begin Provided data

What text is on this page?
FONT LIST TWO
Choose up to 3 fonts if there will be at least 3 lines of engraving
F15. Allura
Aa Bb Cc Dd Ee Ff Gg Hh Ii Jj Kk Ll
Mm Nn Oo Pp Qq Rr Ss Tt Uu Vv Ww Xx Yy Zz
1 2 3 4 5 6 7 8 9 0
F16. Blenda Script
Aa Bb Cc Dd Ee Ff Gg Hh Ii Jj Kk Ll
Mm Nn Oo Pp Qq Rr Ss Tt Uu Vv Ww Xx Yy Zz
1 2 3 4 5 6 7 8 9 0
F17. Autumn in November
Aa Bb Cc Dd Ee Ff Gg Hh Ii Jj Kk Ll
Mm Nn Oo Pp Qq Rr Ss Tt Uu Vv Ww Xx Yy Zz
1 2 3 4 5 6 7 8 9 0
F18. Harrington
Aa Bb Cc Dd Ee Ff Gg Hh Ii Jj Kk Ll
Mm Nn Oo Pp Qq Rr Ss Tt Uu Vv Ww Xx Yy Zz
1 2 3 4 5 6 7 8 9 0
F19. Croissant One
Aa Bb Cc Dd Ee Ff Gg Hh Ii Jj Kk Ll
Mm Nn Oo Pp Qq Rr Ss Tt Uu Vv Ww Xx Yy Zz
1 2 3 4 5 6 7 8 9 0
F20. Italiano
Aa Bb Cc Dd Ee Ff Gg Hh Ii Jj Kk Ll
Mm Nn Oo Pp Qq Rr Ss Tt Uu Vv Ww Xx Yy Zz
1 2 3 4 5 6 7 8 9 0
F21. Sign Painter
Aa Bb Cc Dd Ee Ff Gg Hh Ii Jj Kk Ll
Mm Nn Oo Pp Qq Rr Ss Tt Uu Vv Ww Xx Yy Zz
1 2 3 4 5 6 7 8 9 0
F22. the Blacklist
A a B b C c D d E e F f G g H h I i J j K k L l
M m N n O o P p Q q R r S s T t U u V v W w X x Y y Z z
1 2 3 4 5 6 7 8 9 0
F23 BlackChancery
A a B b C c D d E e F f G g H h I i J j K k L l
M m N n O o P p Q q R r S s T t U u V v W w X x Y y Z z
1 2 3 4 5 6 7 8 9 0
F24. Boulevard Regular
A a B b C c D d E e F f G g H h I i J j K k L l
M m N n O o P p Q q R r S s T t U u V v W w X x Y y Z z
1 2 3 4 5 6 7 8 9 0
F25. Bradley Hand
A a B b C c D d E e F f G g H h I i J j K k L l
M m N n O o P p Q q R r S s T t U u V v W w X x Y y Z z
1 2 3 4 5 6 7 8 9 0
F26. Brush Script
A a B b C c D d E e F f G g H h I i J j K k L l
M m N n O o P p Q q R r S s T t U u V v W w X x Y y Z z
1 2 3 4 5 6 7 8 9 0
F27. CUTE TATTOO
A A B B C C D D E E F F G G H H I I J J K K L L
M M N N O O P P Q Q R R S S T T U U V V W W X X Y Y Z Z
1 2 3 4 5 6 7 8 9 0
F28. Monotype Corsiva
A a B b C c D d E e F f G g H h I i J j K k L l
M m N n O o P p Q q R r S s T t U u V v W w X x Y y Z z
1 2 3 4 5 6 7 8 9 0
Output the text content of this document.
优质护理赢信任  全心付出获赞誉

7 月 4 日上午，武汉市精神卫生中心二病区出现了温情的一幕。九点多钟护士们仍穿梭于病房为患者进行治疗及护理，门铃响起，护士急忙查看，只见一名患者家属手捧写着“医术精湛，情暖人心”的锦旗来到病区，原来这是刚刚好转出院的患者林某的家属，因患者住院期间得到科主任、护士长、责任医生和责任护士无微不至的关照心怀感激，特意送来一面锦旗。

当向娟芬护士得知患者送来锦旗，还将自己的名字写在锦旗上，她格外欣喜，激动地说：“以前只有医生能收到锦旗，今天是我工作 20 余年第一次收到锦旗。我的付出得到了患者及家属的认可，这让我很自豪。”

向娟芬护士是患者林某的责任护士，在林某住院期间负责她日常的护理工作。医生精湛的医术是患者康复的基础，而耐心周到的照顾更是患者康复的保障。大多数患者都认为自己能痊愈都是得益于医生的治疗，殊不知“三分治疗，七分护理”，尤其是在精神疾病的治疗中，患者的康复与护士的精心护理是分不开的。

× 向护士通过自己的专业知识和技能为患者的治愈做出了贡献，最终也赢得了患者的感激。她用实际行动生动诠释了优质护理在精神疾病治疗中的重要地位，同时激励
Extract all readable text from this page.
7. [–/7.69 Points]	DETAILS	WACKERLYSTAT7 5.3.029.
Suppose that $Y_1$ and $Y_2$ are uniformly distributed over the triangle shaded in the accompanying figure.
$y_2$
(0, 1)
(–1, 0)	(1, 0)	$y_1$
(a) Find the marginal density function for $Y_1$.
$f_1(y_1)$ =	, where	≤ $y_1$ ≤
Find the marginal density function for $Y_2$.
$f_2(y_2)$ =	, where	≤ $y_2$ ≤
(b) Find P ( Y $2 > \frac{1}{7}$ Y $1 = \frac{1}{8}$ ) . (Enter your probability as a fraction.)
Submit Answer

end Provided data

:: Problem to work on ::
Go through the data and gather every line that holds "marginal".

:: Complete output ::
(a) Find the marginal density function for $Y_1$.
Find the marginal density function for $Y_2$.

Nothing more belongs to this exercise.